■ **DATA ENTRIES**
▼
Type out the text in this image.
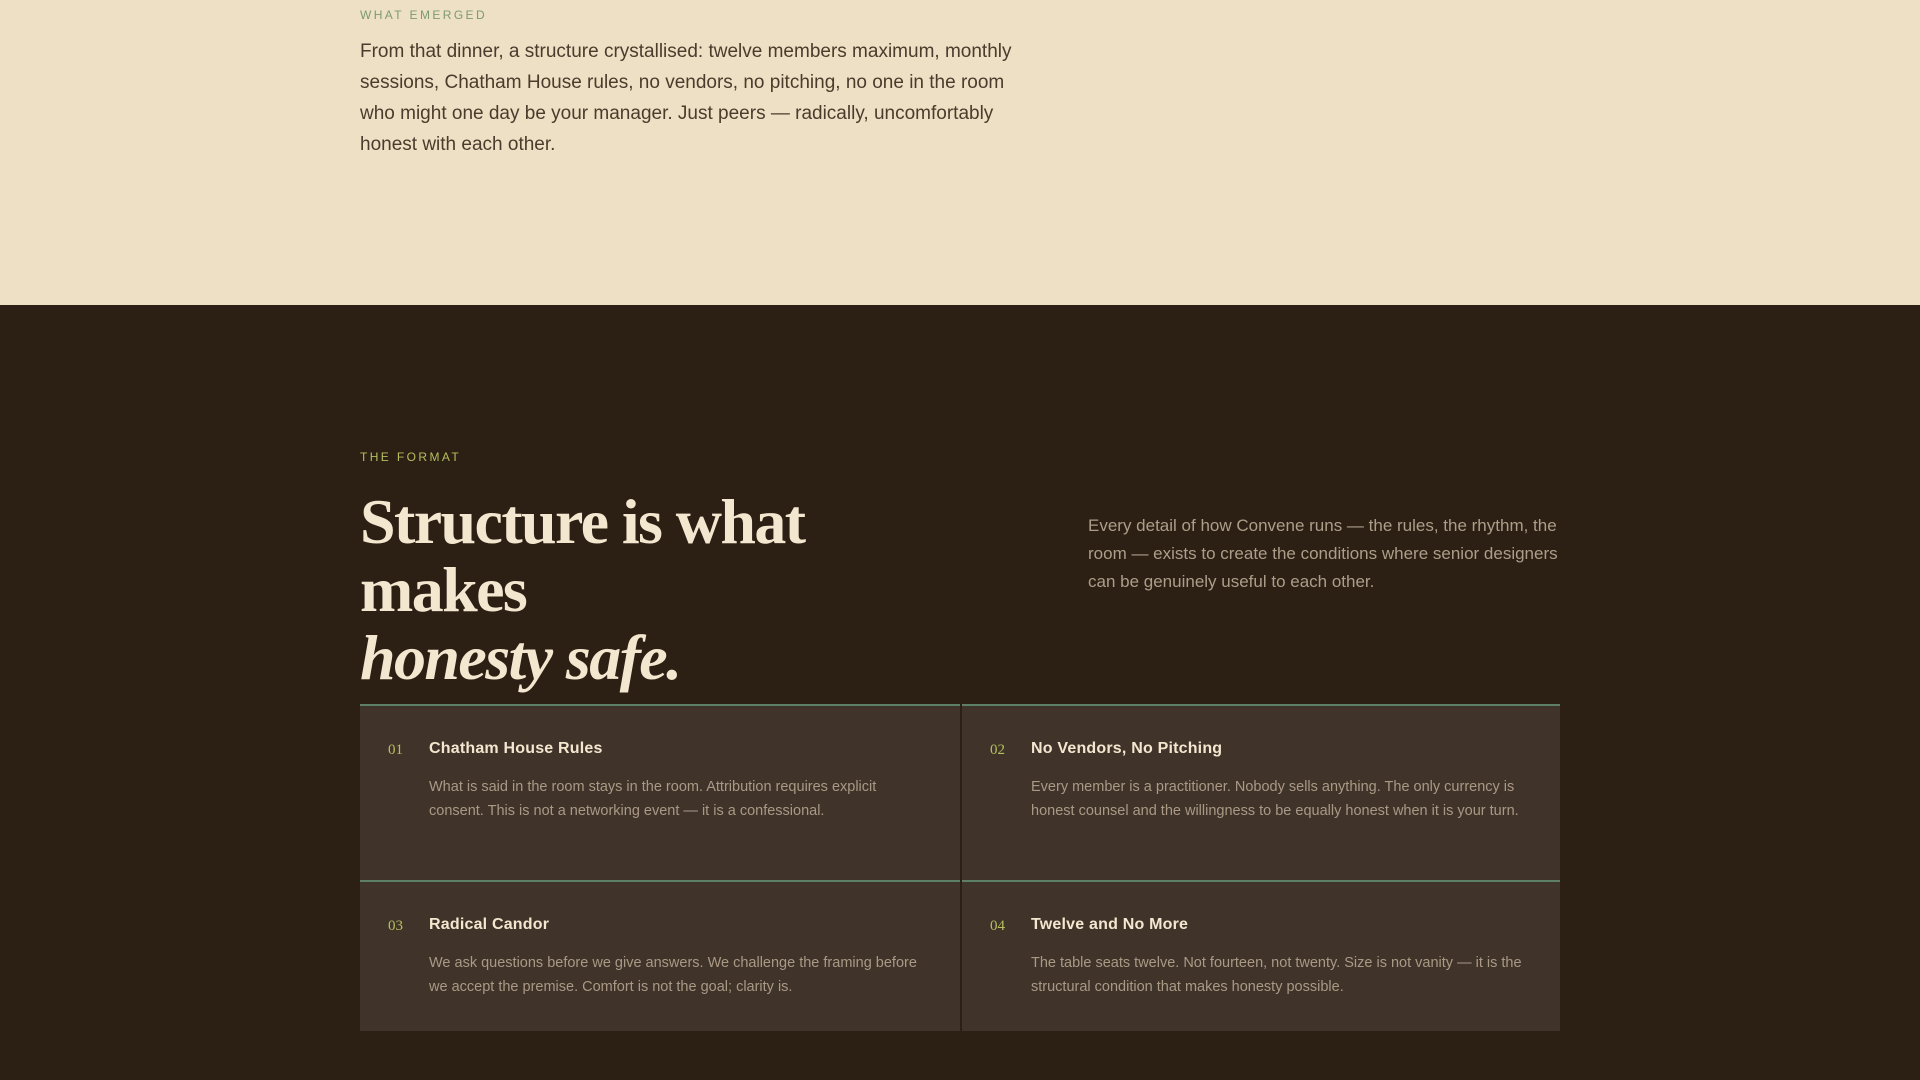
WHAT EMERGED

From that dinner, a structure crystallised: twelve members maximum, monthly sessions, Chatham House rules, no vendors, no pitching, no one in the room who might one day be your manager. Just peers — radically, uncomfortably honest with each other.

THE FORMAT
Structure is what makes
honesty safe.

Every detail of how Convene runs — the rules, the rhythm, the room — exists to create the conditions where senior designers can be genuinely useful to each other.

01 Chatham House Rules

What is said in the room stays in the room. Attribution requires explicit consent. This is not a networking event — it is a confessional.

02 No Vendors, No Pitching

Every member is a practitioner. Nobody sells anything. The only currency is honest counsel and the willingness to be equally honest when it is your turn.

03 Radical Candor

We ask questions before we give answers. We challenge the framing before we accept the premise. Comfort is not the goal; clarity is.

04 Twelve and No More

The table seats twelve. Not fourteen, not twenty. Size is not vanity — it is the structural condition that makes honesty possible.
▲
■ **GIVEN TASK**
Strip out the pictures and quote the remaining data word for word.

■ **PROBLEM SOLUTION**
Type out the text in this image.
WHAT EMERGED

From that dinner, a structure crystallised: twelve members maximum, monthly sessions, Chatham House rules, no vendors, no pitching, no one in the room who might one day be your manager. Just peers — radically, uncomfortably honest with each other.

THE FORMAT
Structure is what makes
honesty safe.

Every detail of how Convene runs — the rules, the rhythm, the room — exists to create the conditions where senior designers can be genuinely useful to each other.

01 Chatham House Rules

What is said in the room stays in the room. Attribution requires explicit consent. This is not a networking event — it is a confessional.

02 No Vendors, No Pitching

Every member is a practitioner. Nobody sells anything. The only currency is honest counsel and the willingness to be equally honest when it is your turn.

03 Radical Candor

We ask questions before we give answers. We challenge the framing before we accept the premise. Comfort is not the goal; clarity is.

04 Twelve and No More

The table seats twelve. Not fourteen, not twenty. Size is not vanity — it is the structural condition that makes honesty possible.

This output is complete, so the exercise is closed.